Dataset excerpt:
-=-=-=-=-

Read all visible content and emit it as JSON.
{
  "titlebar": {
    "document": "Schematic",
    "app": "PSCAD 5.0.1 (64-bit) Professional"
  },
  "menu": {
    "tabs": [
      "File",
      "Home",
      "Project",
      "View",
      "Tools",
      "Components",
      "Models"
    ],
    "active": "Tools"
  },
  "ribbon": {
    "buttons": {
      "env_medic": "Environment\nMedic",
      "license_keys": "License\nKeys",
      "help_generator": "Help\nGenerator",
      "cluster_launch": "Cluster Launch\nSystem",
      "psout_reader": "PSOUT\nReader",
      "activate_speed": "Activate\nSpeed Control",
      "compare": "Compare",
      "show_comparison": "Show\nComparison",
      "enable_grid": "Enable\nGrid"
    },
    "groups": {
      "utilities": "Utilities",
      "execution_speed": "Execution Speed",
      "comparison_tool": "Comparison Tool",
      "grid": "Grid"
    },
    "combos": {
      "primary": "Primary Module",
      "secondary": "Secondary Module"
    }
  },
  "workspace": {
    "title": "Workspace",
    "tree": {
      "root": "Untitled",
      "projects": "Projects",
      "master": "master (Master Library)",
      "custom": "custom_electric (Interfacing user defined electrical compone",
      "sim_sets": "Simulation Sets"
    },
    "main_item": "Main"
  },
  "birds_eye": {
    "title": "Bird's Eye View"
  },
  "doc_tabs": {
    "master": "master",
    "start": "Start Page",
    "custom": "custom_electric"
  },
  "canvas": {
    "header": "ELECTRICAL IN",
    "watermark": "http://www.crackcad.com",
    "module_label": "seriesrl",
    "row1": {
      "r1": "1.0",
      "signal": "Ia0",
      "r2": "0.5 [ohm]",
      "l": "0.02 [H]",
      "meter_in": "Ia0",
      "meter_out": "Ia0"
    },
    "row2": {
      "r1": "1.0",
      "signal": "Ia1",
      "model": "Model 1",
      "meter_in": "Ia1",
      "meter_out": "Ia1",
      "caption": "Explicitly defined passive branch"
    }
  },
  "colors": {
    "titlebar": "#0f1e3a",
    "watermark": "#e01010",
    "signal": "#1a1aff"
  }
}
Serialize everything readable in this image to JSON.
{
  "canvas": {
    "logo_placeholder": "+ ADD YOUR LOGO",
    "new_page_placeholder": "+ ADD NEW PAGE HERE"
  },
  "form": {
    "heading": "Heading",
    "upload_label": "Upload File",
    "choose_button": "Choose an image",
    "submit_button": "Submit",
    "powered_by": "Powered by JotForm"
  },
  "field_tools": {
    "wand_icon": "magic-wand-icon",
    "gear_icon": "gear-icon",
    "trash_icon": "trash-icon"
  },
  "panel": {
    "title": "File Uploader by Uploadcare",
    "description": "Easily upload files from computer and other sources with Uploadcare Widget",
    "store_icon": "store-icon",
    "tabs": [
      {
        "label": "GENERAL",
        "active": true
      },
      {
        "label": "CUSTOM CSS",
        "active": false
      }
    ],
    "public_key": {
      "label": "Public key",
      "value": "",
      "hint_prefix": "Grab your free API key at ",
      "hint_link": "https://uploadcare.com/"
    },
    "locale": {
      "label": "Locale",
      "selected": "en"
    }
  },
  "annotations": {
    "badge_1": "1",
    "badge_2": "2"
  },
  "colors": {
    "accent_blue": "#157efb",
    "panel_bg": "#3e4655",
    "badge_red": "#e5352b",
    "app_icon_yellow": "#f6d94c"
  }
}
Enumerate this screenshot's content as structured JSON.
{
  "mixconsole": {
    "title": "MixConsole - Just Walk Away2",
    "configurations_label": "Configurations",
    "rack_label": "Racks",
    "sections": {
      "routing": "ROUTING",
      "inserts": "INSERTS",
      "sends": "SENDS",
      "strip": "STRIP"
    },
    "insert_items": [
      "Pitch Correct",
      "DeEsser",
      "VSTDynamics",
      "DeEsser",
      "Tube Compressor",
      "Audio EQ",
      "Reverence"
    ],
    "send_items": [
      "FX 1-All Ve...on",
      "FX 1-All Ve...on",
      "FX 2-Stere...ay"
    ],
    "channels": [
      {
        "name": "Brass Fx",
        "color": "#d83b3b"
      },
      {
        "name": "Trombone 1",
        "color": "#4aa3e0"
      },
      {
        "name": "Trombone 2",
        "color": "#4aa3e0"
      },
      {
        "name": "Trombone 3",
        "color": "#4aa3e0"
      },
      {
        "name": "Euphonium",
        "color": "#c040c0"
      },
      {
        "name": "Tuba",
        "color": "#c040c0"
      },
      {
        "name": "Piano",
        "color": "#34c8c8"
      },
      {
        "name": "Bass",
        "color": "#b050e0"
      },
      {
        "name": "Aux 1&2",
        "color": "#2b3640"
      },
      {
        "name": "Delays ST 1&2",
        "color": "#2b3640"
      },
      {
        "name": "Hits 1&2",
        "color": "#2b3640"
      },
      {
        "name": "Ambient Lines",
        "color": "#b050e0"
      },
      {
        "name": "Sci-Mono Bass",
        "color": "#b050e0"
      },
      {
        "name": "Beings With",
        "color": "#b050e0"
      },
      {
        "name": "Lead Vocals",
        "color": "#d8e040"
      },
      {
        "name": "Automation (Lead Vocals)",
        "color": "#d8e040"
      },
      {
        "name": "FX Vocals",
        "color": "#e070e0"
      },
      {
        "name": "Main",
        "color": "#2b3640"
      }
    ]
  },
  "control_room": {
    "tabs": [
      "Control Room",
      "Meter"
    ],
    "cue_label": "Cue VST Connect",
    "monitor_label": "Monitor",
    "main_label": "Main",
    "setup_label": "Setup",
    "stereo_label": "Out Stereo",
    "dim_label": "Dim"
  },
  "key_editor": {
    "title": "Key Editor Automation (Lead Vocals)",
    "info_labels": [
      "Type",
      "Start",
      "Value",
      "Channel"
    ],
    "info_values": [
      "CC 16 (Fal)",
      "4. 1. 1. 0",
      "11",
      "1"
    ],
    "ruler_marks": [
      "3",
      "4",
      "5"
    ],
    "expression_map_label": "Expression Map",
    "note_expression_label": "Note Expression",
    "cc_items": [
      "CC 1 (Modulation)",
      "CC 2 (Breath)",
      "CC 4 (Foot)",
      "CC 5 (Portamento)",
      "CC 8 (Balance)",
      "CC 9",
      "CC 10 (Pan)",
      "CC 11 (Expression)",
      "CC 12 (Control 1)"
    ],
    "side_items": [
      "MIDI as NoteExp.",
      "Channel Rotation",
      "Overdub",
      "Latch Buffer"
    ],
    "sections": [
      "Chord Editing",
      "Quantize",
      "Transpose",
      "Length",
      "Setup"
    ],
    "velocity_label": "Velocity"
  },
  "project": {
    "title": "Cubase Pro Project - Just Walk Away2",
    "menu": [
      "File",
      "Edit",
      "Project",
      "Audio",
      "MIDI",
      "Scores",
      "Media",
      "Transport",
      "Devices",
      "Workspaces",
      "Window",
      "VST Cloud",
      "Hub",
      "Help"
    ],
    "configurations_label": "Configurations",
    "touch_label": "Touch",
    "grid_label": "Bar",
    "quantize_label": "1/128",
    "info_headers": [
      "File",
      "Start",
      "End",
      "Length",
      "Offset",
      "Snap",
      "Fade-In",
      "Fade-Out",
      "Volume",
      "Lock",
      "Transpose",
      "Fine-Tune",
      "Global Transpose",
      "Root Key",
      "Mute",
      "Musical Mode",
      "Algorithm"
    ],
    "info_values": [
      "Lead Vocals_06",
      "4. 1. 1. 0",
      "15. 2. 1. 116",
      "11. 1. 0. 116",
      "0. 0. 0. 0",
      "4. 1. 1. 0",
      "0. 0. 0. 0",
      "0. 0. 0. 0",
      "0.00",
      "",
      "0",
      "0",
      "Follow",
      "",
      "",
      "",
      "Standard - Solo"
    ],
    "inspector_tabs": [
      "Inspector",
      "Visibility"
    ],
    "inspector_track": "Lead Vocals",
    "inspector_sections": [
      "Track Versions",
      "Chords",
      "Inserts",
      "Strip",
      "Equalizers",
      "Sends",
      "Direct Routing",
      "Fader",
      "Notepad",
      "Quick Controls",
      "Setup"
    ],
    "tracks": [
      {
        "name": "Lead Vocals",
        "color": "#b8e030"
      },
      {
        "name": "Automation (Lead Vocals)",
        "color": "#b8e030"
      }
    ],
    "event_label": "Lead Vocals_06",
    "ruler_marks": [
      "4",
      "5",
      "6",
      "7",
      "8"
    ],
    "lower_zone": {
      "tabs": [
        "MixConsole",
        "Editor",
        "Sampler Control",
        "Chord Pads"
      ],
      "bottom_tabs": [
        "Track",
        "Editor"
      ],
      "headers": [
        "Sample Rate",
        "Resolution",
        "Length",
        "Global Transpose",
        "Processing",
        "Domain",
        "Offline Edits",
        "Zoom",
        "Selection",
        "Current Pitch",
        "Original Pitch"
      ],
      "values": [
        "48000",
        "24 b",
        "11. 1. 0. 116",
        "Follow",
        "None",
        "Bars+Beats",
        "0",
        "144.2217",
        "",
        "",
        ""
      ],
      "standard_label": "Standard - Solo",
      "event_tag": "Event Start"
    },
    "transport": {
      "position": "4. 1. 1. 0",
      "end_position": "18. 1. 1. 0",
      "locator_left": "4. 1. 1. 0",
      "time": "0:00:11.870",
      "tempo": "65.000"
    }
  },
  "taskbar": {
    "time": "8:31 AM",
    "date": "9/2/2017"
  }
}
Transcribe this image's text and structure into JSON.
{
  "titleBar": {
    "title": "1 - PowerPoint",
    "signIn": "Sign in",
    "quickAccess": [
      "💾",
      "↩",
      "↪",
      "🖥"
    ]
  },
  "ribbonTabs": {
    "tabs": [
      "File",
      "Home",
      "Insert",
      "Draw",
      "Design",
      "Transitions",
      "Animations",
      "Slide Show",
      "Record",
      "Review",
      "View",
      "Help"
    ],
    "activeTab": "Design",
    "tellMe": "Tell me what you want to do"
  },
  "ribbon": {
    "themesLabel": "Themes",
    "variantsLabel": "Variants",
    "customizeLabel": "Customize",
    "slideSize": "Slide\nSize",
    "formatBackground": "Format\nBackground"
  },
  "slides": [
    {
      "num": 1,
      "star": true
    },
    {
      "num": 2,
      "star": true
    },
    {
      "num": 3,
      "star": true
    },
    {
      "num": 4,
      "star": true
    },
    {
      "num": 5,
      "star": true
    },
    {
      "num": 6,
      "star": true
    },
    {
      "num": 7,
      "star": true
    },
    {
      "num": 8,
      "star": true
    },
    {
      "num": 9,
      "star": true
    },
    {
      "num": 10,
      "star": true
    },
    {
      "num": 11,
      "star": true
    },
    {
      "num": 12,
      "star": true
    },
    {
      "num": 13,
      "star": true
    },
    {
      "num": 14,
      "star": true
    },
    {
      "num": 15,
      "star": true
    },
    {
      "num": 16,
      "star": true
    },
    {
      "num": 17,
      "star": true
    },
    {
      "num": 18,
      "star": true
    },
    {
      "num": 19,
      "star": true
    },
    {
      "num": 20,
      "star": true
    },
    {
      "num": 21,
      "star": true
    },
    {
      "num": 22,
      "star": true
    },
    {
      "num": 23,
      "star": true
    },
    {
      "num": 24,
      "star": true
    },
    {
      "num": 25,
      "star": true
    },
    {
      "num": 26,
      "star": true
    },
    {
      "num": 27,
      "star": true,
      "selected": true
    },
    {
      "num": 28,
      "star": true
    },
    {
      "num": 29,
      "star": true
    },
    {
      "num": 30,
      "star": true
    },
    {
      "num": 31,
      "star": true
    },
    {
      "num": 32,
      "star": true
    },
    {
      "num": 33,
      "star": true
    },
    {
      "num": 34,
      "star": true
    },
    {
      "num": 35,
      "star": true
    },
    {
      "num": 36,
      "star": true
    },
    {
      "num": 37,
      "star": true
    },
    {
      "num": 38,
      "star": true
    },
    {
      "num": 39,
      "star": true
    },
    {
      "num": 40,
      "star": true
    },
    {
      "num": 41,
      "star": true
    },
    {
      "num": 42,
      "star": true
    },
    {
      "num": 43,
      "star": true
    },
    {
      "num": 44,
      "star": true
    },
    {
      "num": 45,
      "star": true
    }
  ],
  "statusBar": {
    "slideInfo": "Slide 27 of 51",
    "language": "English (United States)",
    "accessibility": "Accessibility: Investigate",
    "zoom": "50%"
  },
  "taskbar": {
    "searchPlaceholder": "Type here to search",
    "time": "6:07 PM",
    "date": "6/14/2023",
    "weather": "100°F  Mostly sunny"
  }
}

-=-=-=-=-

## Directive
Determine the number of lines in the entries above where the string "JSON" appears. Answer with the number alone.

## Response to the task
4